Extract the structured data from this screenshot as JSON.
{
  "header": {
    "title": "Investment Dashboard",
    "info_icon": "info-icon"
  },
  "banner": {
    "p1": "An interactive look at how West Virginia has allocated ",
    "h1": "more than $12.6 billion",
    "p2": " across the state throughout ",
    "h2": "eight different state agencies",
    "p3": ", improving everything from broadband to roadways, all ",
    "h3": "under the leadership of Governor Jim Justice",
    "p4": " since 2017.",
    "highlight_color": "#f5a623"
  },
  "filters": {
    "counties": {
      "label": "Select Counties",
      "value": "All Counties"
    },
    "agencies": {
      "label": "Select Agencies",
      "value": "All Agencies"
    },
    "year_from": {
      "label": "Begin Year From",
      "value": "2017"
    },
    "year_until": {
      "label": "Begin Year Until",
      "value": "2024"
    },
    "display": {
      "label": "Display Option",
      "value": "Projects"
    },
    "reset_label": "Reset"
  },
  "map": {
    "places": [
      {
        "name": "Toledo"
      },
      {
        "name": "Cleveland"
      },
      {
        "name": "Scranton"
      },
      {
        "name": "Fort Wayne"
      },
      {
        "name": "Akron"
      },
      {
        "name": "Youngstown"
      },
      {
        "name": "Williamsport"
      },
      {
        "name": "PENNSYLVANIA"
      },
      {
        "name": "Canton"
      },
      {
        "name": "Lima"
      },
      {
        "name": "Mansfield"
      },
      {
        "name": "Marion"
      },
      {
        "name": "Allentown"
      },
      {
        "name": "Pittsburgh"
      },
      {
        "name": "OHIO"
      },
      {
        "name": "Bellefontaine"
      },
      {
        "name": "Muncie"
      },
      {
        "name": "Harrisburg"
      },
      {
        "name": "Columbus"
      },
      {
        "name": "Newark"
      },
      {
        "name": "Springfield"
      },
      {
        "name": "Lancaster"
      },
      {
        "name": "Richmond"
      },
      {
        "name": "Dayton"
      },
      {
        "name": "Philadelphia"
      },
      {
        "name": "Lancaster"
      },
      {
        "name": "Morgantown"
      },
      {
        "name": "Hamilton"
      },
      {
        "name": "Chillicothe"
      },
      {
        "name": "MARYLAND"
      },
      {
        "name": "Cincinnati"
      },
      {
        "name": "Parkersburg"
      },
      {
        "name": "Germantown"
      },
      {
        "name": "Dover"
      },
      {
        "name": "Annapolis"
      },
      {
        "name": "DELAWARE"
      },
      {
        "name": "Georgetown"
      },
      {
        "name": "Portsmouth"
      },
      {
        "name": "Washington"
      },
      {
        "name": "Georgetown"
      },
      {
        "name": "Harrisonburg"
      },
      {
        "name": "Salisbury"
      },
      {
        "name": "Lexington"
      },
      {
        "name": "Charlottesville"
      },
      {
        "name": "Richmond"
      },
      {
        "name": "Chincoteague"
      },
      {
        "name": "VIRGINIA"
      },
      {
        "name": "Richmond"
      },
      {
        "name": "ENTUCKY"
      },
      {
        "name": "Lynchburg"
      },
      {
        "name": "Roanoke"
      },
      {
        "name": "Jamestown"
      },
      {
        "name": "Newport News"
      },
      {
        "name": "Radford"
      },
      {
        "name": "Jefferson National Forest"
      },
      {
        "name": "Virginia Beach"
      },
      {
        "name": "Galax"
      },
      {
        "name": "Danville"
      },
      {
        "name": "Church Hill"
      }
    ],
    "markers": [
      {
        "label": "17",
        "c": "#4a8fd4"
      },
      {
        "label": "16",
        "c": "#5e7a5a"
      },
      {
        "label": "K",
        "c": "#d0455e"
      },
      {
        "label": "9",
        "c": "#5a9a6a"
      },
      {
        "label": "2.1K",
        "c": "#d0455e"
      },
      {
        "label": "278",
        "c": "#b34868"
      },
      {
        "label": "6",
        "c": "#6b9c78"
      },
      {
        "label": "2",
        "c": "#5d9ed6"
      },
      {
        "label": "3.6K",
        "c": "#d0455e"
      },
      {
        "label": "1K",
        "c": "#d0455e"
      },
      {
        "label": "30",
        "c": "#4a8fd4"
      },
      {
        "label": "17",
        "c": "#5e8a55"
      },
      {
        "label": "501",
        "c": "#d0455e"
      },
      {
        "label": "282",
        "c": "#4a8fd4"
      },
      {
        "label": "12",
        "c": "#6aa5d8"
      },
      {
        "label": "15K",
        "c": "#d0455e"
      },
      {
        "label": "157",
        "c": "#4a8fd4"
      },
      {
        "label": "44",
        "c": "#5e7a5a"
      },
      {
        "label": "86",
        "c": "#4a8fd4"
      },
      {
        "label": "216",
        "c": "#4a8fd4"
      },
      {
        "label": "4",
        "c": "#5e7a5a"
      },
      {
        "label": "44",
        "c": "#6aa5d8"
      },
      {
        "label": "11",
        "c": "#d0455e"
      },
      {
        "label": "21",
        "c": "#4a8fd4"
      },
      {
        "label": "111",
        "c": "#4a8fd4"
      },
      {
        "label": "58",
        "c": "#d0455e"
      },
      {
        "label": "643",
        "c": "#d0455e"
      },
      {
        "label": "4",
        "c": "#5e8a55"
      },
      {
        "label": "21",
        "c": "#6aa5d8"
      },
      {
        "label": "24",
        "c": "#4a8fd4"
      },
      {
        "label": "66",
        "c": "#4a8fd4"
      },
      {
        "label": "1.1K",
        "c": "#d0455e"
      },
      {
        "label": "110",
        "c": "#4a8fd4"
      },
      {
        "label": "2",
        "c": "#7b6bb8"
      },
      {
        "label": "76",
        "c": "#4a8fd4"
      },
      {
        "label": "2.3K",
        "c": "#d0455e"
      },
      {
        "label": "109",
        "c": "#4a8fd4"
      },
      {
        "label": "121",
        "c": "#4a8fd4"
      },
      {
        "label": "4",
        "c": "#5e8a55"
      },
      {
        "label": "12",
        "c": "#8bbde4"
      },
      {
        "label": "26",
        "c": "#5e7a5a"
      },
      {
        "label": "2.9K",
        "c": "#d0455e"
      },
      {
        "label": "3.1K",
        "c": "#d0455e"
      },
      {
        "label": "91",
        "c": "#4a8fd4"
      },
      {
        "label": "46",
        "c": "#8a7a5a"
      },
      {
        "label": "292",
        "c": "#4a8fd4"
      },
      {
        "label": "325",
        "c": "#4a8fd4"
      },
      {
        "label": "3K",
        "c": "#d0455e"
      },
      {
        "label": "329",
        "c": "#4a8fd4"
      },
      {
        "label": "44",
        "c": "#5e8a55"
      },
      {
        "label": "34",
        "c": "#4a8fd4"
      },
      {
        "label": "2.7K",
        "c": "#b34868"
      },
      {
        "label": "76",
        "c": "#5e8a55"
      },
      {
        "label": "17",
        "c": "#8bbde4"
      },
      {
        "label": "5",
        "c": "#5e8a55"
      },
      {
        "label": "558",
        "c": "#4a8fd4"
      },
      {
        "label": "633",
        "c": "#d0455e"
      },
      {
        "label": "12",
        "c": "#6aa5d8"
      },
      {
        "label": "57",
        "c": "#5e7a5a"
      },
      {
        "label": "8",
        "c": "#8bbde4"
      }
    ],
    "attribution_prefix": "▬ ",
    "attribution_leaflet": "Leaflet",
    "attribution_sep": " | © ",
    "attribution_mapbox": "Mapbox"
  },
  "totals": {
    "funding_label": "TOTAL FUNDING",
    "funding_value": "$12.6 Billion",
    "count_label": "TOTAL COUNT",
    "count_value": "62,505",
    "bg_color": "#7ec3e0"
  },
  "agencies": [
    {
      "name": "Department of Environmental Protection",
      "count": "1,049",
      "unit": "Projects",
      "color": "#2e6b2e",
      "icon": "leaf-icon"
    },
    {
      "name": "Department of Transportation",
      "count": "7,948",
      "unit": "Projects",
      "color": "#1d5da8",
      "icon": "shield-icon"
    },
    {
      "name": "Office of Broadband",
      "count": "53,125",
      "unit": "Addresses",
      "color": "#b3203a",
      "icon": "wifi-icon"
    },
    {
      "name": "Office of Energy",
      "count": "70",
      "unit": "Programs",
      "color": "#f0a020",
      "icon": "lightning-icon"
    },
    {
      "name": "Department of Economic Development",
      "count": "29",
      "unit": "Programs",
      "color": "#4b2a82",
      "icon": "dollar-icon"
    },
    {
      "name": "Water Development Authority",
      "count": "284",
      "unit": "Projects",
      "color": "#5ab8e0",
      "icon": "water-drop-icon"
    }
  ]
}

• **PROBLEM**
Pull every line containing the word "Select" out of the material and copy it.

• **RIGHT ANSWER**
      "label": "Select Counties",
      "label": "Select Agencies",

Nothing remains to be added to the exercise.